(Figure data in JSON)
# # # #

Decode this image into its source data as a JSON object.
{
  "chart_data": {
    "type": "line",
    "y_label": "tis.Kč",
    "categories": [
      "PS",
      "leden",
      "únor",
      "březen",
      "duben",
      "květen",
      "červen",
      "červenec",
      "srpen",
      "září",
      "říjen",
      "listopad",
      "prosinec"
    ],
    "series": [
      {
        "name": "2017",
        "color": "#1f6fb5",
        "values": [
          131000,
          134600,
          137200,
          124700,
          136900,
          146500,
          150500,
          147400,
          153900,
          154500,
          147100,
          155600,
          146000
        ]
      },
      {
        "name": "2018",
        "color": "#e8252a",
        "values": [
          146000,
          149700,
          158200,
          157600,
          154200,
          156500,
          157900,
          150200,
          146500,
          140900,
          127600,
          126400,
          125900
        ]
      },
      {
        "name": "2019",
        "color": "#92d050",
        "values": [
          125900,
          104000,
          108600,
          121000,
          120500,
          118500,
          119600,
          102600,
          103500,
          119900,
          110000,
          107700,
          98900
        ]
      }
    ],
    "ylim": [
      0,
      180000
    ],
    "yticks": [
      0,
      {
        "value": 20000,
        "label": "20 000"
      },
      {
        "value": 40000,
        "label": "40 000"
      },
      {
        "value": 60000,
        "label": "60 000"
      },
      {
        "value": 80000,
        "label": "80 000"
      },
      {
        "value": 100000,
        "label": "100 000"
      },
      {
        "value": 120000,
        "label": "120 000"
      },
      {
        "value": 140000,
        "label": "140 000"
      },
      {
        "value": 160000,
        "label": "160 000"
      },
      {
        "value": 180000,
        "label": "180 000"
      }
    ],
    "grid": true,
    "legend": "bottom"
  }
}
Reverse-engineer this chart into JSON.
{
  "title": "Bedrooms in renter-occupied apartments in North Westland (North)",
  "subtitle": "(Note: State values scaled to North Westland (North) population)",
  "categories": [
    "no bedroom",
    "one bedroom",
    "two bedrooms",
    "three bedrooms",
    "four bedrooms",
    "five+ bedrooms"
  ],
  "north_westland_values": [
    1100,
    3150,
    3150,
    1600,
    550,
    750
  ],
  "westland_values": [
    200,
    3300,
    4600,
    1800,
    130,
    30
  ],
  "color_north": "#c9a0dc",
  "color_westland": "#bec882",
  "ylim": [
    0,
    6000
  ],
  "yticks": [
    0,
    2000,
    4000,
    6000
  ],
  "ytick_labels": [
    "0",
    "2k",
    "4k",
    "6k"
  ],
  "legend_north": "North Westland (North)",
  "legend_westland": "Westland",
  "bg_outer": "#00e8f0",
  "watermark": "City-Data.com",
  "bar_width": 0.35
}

# # # #

● Exercise:
Copy out each line exactly as written.

● Response for this exercise:
Decode this image into its source data as a JSON object.
{
  "chart_data": {
    "type": "line",
    "y_label": "tis.Kč",
    "categories": [
      "PS",
      "leden",
      "únor",
      "březen",
      "duben",
      "květen",
      "červen",
      "červenec",
      "srpen",
      "září",
      "říjen",
      "listopad",
      "prosinec"
    ],
    "series": [
      {
        "name": "2017",
        "color": "#1f6fb5",
        "values": [
          131000,
          134600,
          137200,
          124700,
          136900,
          146500,
          150500,
          147400,
          153900,
          154500,
          147100,
          155600,
          146000
        ]
      },
      {
        "name": "2018",
        "color": "#e8252a",
        "values": [
          146000,
          149700,
          158200,
          157600,
          154200,
          156500,
          157900,
          150200,
          146500,
          140900,
          127600,
          126400,
          125900
        ]
      },
      {
        "name": "2019",
        "color": "#92d050",
        "values": [
          125900,
          104000,
          108600,
          121000,
          120500,
          118500,
          119600,
          102600,
          103500,
          119900,
          110000,
          107700,
          98900
        ]
      }
    ],
    "ylim": [
      0,
      180000
    ],
    "yticks": [
      0,
      {
        "value": 20000,
        "label": "20 000"
      },
      {
        "value": 40000,
        "label": "40 000"
      },
      {
        "value": 60000,
        "label": "60 000"
      },
      {
        "value": 80000,
        "label": "80 000"
      },
      {
        "value": 100000,
        "label": "100 000"
      },
      {
        "value": 120000,
        "label": "120 000"
      },
      {
        "value": 140000,
        "label": "140 000"
      },
      {
        "value": 160000,
        "label": "160 000"
      },
      {
        "value": 180000,
        "label": "180 000"
      }
    ],
    "grid": true,
    "legend": "bottom"
  }
}
Reverse-engineer this chart into JSON.
{
  "title": "Bedrooms in renter-occupied apartments in North Westland (North)",
  "subtitle": "(Note: State values scaled to North Westland (North) population)",
  "categories": [
    "no bedroom",
    "one bedroom",
    "two bedrooms",
    "three bedrooms",
    "four bedrooms",
    "five+ bedrooms"
  ],
  "north_westland_values": [
    1100,
    3150,
    3150,
    1600,
    550,
    750
  ],
  "westland_values": [
    200,
    3300,
    4600,
    1800,
    130,
    30
  ],
  "color_north": "#c9a0dc",
  "color_westland": "#bec882",
  "ylim": [
    0,
    6000
  ],
  "yticks": [
    0,
    2000,
    4000,
    6000
  ],
  "ytick_labels": [
    "0",
    "2k",
    "4k",
    "6k"
  ],
  "legend_north": "North Westland (North)",
  "legend_westland": "Westland",
  "bg_outer": "#00e8f0",
  "watermark": "City-Data.com",
  "bar_width": 0.35
}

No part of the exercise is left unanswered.